## [WHAT YOU WILL DO]
Can you update the records from the start through the line containing "- max-value-label: 最大値：2067: [281, 437, 361, 451]", changing "copyright-label" to "credit-label" and leaving everything else the same?

Start of DATA SHOWN

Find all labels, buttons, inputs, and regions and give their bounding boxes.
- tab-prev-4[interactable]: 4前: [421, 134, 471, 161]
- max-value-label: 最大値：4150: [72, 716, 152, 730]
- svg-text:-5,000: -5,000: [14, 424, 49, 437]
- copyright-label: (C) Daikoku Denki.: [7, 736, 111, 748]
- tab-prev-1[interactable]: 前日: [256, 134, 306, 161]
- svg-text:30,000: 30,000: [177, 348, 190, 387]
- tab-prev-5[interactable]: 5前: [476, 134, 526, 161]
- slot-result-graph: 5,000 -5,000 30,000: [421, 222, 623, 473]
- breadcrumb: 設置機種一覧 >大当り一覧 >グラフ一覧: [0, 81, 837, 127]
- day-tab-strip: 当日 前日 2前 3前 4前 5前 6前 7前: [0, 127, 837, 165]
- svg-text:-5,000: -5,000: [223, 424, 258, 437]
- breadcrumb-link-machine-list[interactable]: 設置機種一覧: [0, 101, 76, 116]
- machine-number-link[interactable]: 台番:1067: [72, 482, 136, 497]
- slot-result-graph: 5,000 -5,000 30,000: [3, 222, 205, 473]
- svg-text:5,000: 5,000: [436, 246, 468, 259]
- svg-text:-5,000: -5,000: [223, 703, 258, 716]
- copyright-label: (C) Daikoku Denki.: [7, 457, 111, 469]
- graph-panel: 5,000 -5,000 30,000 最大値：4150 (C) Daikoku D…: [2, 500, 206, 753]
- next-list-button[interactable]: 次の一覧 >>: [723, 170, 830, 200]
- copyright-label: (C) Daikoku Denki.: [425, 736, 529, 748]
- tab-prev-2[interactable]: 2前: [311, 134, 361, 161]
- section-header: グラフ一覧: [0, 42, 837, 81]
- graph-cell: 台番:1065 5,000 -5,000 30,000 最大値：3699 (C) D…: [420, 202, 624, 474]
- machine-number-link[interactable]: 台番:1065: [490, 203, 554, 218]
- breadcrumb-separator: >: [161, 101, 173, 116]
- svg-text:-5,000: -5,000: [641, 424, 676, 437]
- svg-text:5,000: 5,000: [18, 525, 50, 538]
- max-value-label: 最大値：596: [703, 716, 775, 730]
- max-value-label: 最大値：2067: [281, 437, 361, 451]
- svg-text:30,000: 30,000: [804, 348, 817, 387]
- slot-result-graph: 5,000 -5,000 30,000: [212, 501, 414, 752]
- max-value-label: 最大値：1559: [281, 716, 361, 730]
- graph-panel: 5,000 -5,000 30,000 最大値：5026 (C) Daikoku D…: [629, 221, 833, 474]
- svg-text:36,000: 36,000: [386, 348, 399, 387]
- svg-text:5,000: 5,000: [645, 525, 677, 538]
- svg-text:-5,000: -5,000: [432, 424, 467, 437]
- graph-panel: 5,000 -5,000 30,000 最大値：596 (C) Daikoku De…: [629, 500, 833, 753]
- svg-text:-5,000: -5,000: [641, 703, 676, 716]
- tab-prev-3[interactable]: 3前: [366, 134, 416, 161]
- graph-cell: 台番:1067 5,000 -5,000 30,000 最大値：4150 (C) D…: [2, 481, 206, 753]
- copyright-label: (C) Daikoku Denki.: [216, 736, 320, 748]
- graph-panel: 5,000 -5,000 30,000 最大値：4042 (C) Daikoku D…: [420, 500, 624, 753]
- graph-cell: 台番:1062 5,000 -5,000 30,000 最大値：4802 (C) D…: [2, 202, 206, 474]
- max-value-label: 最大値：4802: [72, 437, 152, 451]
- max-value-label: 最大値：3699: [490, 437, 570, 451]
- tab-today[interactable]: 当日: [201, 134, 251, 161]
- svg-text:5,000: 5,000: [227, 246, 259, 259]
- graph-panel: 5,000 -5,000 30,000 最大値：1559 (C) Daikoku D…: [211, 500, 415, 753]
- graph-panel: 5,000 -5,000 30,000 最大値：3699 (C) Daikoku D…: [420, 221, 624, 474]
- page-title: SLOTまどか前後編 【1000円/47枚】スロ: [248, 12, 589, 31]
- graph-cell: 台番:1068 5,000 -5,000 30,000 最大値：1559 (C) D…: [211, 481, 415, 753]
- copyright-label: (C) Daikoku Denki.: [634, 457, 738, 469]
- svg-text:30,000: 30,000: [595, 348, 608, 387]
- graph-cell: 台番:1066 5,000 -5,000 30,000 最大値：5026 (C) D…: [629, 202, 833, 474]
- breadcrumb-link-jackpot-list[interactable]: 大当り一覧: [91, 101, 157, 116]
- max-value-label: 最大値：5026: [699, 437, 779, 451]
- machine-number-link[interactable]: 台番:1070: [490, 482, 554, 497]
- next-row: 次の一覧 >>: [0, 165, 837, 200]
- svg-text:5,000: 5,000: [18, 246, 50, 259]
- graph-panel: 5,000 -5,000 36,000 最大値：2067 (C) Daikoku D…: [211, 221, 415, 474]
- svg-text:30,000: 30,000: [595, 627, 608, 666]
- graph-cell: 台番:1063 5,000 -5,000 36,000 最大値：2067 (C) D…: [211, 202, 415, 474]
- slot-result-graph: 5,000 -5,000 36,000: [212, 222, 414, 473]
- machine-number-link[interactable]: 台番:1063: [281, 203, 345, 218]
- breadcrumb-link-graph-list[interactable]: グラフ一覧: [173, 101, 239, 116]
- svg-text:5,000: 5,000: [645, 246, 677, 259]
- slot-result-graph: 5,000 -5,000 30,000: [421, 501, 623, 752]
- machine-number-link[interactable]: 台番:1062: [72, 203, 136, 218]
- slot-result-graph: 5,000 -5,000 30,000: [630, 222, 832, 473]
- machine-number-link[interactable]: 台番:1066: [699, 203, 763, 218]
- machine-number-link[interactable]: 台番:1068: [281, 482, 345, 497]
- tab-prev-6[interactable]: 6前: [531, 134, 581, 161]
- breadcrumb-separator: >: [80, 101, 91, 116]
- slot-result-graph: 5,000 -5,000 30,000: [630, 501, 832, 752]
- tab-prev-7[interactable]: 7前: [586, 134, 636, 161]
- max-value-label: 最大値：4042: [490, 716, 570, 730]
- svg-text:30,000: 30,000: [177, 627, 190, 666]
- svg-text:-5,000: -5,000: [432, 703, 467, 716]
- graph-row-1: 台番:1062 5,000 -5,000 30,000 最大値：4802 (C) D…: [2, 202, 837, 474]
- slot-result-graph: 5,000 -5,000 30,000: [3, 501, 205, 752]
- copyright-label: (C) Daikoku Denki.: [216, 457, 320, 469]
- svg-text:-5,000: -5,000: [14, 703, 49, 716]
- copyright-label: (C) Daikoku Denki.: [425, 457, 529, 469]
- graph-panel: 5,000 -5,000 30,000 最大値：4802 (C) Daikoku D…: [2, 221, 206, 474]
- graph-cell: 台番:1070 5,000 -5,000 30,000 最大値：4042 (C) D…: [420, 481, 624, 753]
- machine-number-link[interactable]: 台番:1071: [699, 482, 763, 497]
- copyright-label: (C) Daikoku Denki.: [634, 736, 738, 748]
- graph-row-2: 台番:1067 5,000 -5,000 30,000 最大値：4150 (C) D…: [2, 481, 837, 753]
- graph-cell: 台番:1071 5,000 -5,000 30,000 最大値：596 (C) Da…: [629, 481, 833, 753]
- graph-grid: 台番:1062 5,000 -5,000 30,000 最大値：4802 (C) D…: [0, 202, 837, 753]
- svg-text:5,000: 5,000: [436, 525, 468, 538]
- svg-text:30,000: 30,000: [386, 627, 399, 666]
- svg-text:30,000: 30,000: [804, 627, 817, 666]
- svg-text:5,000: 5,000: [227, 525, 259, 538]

End of DATA SHOWN

## [CORRECT OUTPUT]
Find all labels, buttons, inputs, and regions and give their bounding boxes.
- tab-prev-4[interactable]: 4前: [421, 134, 471, 161]
- max-value-label: 最大値：4150: [72, 716, 152, 730]
- svg-text:-5,000: -5,000: [14, 424, 49, 437]
- credit-label: (C) Daikoku Denki.: [7, 736, 111, 748]
- tab-prev-1[interactable]: 前日: [256, 134, 306, 161]
- svg-text:30,000: 30,000: [177, 348, 190, 387]
- tab-prev-5[interactable]: 5前: [476, 134, 526, 161]
- slot-result-graph: 5,000 -5,000 30,000: [421, 222, 623, 473]
- breadcrumb: 設置機種一覧 >大当り一覧 >グラフ一覧: [0, 81, 837, 127]
- day-tab-strip: 当日 前日 2前 3前 4前 5前 6前 7前: [0, 127, 837, 165]
- svg-text:-5,000: -5,000: [223, 424, 258, 437]
- breadcrumb-link-machine-list[interactable]: 設置機種一覧: [0, 101, 76, 116]
- machine-number-link[interactable]: 台番:1067: [72, 482, 136, 497]
- slot-result-graph: 5,000 -5,000 30,000: [3, 222, 205, 473]
- svg-text:5,000: 5,000: [436, 246, 468, 259]
- svg-text:-5,000: -5,000: [223, 703, 258, 716]
- credit-label: (C) Daikoku Denki.: [7, 457, 111, 469]
- graph-panel: 5,000 -5,000 30,000 最大値：4150 (C) Daikoku D…: [2, 500, 206, 753]
- next-list-button[interactable]: 次の一覧 >>: [723, 170, 830, 200]
- credit-label: (C) Daikoku Denki.: [425, 736, 529, 748]
- tab-prev-2[interactable]: 2前: [311, 134, 361, 161]
- section-header: グラフ一覧: [0, 42, 837, 81]
- graph-cell: 台番:1065 5,000 -5,000 30,000 最大値：3699 (C) D…: [420, 202, 624, 474]
- machine-number-link[interactable]: 台番:1065: [490, 203, 554, 218]
- breadcrumb-separator: >: [161, 101, 173, 116]
- svg-text:-5,000: -5,000: [641, 424, 676, 437]
- svg-text:5,000: 5,000: [18, 525, 50, 538]
- max-value-label: 最大値：596: [703, 716, 775, 730]
- max-value-label: 最大値：2067: [281, 437, 361, 451]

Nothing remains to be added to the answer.